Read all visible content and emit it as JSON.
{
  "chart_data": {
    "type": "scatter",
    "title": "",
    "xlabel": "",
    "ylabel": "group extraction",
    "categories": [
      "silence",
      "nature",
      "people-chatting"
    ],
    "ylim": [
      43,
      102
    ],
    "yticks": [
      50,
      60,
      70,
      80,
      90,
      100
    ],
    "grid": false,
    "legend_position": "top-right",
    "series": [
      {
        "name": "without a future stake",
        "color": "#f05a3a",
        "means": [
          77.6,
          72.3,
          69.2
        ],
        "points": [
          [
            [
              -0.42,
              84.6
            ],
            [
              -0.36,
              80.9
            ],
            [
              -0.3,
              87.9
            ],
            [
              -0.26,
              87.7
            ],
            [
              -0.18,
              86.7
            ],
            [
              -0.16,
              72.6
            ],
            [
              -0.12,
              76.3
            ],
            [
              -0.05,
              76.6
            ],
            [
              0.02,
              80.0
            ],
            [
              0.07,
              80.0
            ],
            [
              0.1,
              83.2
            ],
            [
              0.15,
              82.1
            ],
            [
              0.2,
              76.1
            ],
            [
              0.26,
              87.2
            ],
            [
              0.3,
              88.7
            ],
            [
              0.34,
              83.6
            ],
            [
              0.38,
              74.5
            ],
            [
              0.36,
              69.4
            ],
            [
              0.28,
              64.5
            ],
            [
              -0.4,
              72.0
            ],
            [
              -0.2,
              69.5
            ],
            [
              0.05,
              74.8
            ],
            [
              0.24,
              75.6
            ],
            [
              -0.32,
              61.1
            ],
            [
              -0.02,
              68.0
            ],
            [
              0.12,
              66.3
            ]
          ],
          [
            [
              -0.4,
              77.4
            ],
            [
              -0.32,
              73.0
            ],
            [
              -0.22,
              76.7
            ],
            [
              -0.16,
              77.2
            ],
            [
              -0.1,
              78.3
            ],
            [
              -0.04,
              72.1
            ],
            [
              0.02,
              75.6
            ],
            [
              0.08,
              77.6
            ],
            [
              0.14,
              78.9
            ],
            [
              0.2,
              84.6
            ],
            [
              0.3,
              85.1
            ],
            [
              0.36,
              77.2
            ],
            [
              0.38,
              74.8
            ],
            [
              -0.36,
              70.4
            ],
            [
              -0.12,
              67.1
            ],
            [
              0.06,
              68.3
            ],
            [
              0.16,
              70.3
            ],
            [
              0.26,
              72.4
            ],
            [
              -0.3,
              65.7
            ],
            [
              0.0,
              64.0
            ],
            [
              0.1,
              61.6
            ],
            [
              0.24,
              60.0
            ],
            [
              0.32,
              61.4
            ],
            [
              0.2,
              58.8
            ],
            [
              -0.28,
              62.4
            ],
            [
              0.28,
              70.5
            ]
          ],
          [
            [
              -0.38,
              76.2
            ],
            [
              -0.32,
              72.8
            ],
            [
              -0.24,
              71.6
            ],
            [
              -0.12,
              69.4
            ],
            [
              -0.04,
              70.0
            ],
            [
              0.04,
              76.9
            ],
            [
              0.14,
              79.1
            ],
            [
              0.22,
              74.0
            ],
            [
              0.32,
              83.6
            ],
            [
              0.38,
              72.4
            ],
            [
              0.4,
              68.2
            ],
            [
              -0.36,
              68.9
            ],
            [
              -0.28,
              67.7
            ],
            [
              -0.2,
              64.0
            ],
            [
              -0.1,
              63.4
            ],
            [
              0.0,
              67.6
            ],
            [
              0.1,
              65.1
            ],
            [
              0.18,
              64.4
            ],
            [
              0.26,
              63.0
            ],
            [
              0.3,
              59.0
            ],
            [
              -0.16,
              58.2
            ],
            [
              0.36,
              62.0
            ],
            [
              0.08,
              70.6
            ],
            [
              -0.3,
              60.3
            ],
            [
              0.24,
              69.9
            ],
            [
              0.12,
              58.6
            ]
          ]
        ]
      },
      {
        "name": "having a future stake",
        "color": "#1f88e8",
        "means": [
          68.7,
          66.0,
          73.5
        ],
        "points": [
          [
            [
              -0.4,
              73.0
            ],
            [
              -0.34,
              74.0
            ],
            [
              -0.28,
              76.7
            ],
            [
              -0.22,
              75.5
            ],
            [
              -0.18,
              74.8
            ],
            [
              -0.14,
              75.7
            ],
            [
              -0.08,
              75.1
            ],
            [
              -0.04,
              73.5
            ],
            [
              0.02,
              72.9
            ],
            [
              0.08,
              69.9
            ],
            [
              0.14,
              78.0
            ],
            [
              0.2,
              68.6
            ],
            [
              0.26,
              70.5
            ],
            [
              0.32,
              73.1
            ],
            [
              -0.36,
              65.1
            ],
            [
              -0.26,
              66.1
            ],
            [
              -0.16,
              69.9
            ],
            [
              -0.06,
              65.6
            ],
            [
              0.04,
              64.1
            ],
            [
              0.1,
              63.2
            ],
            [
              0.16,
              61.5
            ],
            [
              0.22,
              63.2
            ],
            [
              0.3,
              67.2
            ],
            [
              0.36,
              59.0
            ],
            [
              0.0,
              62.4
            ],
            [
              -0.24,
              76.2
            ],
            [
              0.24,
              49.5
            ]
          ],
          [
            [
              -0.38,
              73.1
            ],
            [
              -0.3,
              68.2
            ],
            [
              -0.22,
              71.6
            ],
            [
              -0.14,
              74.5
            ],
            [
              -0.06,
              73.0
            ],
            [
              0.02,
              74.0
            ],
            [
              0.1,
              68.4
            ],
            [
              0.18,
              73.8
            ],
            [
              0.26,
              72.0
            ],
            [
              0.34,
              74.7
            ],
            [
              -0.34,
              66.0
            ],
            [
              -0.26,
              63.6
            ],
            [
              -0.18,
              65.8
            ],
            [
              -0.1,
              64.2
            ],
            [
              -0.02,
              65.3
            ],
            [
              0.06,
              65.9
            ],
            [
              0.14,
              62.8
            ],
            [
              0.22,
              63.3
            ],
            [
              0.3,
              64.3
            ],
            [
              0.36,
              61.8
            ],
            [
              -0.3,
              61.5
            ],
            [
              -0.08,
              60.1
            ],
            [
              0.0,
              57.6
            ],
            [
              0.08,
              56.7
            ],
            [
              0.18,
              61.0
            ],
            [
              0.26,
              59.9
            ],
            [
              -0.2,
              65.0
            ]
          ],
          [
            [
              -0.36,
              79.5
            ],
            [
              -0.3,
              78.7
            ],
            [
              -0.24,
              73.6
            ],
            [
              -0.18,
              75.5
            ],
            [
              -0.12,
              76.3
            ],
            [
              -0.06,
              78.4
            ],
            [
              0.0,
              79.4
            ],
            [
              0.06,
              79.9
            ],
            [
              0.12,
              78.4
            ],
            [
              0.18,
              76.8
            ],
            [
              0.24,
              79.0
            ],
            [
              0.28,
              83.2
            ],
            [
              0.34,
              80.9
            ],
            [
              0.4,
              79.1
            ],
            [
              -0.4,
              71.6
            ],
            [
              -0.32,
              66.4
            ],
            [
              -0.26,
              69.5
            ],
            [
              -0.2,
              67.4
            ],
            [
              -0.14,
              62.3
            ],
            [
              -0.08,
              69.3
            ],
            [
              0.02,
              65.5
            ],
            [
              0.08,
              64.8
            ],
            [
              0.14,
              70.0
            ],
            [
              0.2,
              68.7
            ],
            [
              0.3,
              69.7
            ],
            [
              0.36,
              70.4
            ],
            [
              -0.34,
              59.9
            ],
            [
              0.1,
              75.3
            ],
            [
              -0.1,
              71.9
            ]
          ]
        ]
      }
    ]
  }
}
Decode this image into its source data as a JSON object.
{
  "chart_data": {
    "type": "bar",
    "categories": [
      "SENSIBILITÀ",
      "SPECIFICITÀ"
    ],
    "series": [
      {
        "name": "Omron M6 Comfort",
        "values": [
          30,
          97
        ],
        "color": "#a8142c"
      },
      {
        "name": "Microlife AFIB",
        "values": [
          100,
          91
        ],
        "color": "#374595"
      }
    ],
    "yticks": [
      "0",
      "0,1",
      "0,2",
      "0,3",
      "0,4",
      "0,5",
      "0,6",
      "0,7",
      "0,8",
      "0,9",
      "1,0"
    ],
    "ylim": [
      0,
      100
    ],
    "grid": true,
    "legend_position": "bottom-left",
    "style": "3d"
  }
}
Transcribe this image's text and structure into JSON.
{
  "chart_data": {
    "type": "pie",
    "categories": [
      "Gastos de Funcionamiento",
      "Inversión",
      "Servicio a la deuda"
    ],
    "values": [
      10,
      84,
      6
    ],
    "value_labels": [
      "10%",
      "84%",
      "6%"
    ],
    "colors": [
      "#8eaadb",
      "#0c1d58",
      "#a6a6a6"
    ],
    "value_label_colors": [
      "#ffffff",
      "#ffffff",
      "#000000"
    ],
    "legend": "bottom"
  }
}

┄┄┄┄┄┄

The lines to reproduce run from the line containing "Transcribe this image's" to the end of the listing; write them out exactly and add nothing.

### In response
Transcribe this image's text and structure into JSON.
{
  "chart_data": {
    "type": "pie",
    "categories": [
      "Gastos de Funcionamiento",
      "Inversión",
      "Servicio a la deuda"
    ],
    "values": [
      10,
      84,
      6
    ],
    "value_labels": [
      "10%",
      "84%",
      "6%"
    ],
    "colors": [
      "#8eaadb",
      "#0c1d58",
      "#a6a6a6"
    ],
    "value_label_colors": [
      "#ffffff",
      "#ffffff",
      "#000000"
    ],
    "legend": "bottom"
  }
}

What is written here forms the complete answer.